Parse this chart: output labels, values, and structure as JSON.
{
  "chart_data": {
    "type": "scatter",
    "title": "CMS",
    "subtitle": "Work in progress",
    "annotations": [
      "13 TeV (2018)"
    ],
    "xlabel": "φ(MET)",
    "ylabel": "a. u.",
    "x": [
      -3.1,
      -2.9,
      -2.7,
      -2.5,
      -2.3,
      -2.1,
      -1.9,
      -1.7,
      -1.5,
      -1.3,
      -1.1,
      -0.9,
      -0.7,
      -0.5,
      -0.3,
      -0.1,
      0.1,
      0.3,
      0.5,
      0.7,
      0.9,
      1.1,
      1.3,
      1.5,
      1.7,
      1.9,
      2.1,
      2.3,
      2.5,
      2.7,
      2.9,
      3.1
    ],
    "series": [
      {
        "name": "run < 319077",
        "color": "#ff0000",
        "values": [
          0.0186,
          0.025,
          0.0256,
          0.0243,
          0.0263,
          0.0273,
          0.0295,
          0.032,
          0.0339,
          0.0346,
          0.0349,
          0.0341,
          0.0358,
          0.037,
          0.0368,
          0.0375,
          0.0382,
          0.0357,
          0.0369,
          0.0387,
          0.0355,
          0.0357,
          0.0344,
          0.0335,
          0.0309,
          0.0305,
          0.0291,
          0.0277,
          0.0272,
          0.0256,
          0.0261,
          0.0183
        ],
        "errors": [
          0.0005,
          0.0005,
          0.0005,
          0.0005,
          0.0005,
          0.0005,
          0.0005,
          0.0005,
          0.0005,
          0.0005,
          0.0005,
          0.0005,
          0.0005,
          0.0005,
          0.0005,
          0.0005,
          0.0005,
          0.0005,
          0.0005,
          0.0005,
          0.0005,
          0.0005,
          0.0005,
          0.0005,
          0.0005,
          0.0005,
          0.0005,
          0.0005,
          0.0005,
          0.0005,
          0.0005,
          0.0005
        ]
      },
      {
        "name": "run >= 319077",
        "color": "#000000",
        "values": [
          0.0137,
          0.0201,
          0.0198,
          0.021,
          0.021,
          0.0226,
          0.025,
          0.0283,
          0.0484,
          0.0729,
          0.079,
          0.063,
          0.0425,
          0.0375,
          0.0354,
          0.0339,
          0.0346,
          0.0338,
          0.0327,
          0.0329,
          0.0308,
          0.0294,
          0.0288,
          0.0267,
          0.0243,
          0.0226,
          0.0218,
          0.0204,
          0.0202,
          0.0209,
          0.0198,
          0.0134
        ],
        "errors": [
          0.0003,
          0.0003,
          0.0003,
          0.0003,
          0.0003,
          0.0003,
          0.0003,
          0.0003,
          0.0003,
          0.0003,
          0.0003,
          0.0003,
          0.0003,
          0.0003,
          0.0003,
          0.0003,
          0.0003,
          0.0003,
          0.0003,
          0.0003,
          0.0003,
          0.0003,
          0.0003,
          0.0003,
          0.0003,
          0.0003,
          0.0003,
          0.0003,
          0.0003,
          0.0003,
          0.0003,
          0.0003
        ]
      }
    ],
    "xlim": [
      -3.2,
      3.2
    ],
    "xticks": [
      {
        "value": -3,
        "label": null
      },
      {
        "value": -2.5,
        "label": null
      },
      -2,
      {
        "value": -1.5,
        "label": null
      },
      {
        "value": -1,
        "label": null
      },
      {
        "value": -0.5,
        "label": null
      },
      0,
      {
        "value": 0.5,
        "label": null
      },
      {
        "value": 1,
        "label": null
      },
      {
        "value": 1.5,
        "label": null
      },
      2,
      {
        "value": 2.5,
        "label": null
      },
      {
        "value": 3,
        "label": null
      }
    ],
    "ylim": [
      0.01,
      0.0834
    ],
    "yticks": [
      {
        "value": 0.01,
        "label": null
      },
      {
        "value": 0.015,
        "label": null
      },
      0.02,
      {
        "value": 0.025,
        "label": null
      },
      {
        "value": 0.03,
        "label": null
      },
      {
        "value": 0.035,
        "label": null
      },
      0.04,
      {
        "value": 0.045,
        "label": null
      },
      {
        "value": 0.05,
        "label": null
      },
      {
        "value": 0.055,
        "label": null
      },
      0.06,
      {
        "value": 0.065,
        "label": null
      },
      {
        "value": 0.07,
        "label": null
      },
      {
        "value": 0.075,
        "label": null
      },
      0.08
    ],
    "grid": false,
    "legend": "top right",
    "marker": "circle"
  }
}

◆ **Required task**
Reproduce each line of the material above precisely.

◆ **Reply**
Parse this chart: output labels, values, and structure as JSON.
{
  "chart_data": {
    "type": "scatter",
    "title": "CMS",
    "subtitle": "Work in progress",
    "annotations": [
      "13 TeV (2018)"
    ],
    "xlabel": "φ(MET)",
    "ylabel": "a. u.",
    "x": [
      -3.1,
      -2.9,
      -2.7,
      -2.5,
      -2.3,
      -2.1,
      -1.9,
      -1.7,
      -1.5,
      -1.3,
      -1.1,
      -0.9,
      -0.7,
      -0.5,
      -0.3,
      -0.1,
      0.1,
      0.3,
      0.5,
      0.7,
      0.9,
      1.1,
      1.3,
      1.5,
      1.7,
      1.9,
      2.1,
      2.3,
      2.5,
      2.7,
      2.9,
      3.1
    ],
    "series": [
      {
        "name": "run < 319077",
        "color": "#ff0000",
        "values": [
          0.0186,
          0.025,
          0.0256,
          0.0243,
          0.0263,
          0.0273,
          0.0295,
          0.032,
          0.0339,
          0.0346,
          0.0349,
          0.0341,
          0.0358,
          0.037,
          0.0368,
          0.0375,
          0.0382,
          0.0357,
          0.0369,
          0.0387,
          0.0355,
          0.0357,
          0.0344,
          0.0335,
          0.0309,
          0.0305,
          0.0291,
          0.0277,
          0.0272,
          0.0256,
          0.0261,
          0.0183
        ],
        "errors": [
          0.0005,
          0.0005,
          0.0005,
          0.0005,
          0.0005,
          0.0005,
          0.0005,
          0.0005,
          0.0005,
          0.0005,
          0.0005,
          0.0005,
          0.0005,
          0.0005,
          0.0005,
          0.0005,
          0.0005,
          0.0005,
          0.0005,
          0.0005,
          0.0005,
          0.0005,
          0.0005,
          0.0005,
          0.0005,
          0.0005,
          0.0005,
          0.0005,
          0.0005,
          0.0005,
          0.0005,
          0.0005
        ]
      },
      {
        "name": "run >= 319077",
        "color": "#000000",
        "values": [
          0.0137,
          0.0201,
          0.0198,
          0.021,
          0.021,
          0.0226,
          0.025,
          0.0283,
          0.0484,
          0.0729,
          0.079,
          0.063,
          0.0425,
          0.0375,
          0.0354,
          0.0339,
          0.0346,
          0.0338,
          0.0327,
          0.0329,
          0.0308,
          0.0294,
          0.0288,
          0.0267,
          0.0243,
          0.0226,
          0.0218,
          0.0204,
          0.0202,
          0.0209,
          0.0198,
          0.0134
        ],
        "errors": [
          0.0003,
          0.0003,
          0.0003,
          0.0003,
          0.0003,
          0.0003,
          0.0003,
          0.0003,
          0.0003,
          0.0003,
          0.0003,
          0.0003,
          0.0003,
          0.0003,
          0.0003,
          0.0003,
          0.0003,
          0.0003,
          0.0003,
          0.0003,
          0.0003,
          0.0003,
          0.0003,
          0.0003,
          0.0003,
          0.0003,
          0.0003,
          0.0003,
          0.0003,
          0.0003,
          0.0003,
          0.0003
        ]
      }
    ],
    "xlim": [
      -3.2,
      3.2
    ],
    "xticks": [
      {
        "value": -3,
        "label": null
      },
      {
        "value": -2.5,
        "label": null
      },
      -2,
      {
        "value": -1.5,
        "label": null
      },
      {
        "value": -1,
        "label": null
      },
      {
        "value": -0.5,
        "label": null
      },
      0,
      {
        "value": 0.5,
        "label": null
      },
      {
        "value": 1,
        "label": null
      },
      {
        "value": 1.5,
        "label": null
      },
      2,
      {
        "value": 2.5,
        "label": null
      },
      {
        "value": 3,
        "label": null
      }
    ],
    "ylim": [
      0.01,
      0.0834
    ],
    "yticks": [
      {
        "value": 0.01,
        "label": null
      },
      {
        "value": 0.015,
        "label": null
      },
      0.02,
      {
        "value": 0.025,
        "label": null
      },
      {
        "value": 0.03,
        "label": null
      },
      {
        "value": 0.035,
        "label": null
      },
      0.04,
      {
        "value": 0.045,
        "label": null
      },
      {
        "value": 0.05,
        "label": null
      },
      {
        "value": 0.055,
        "label": null
      },
      0.06,
      {
        "value": 0.065,
        "label": null
      },
      {
        "value": 0.07,
        "label": null
      },
      {
        "value": 0.075,
        "label": null
      },
      0.08
    ],
    "grid": false,
    "legend": "top right",
    "marker": "circle"
  }
}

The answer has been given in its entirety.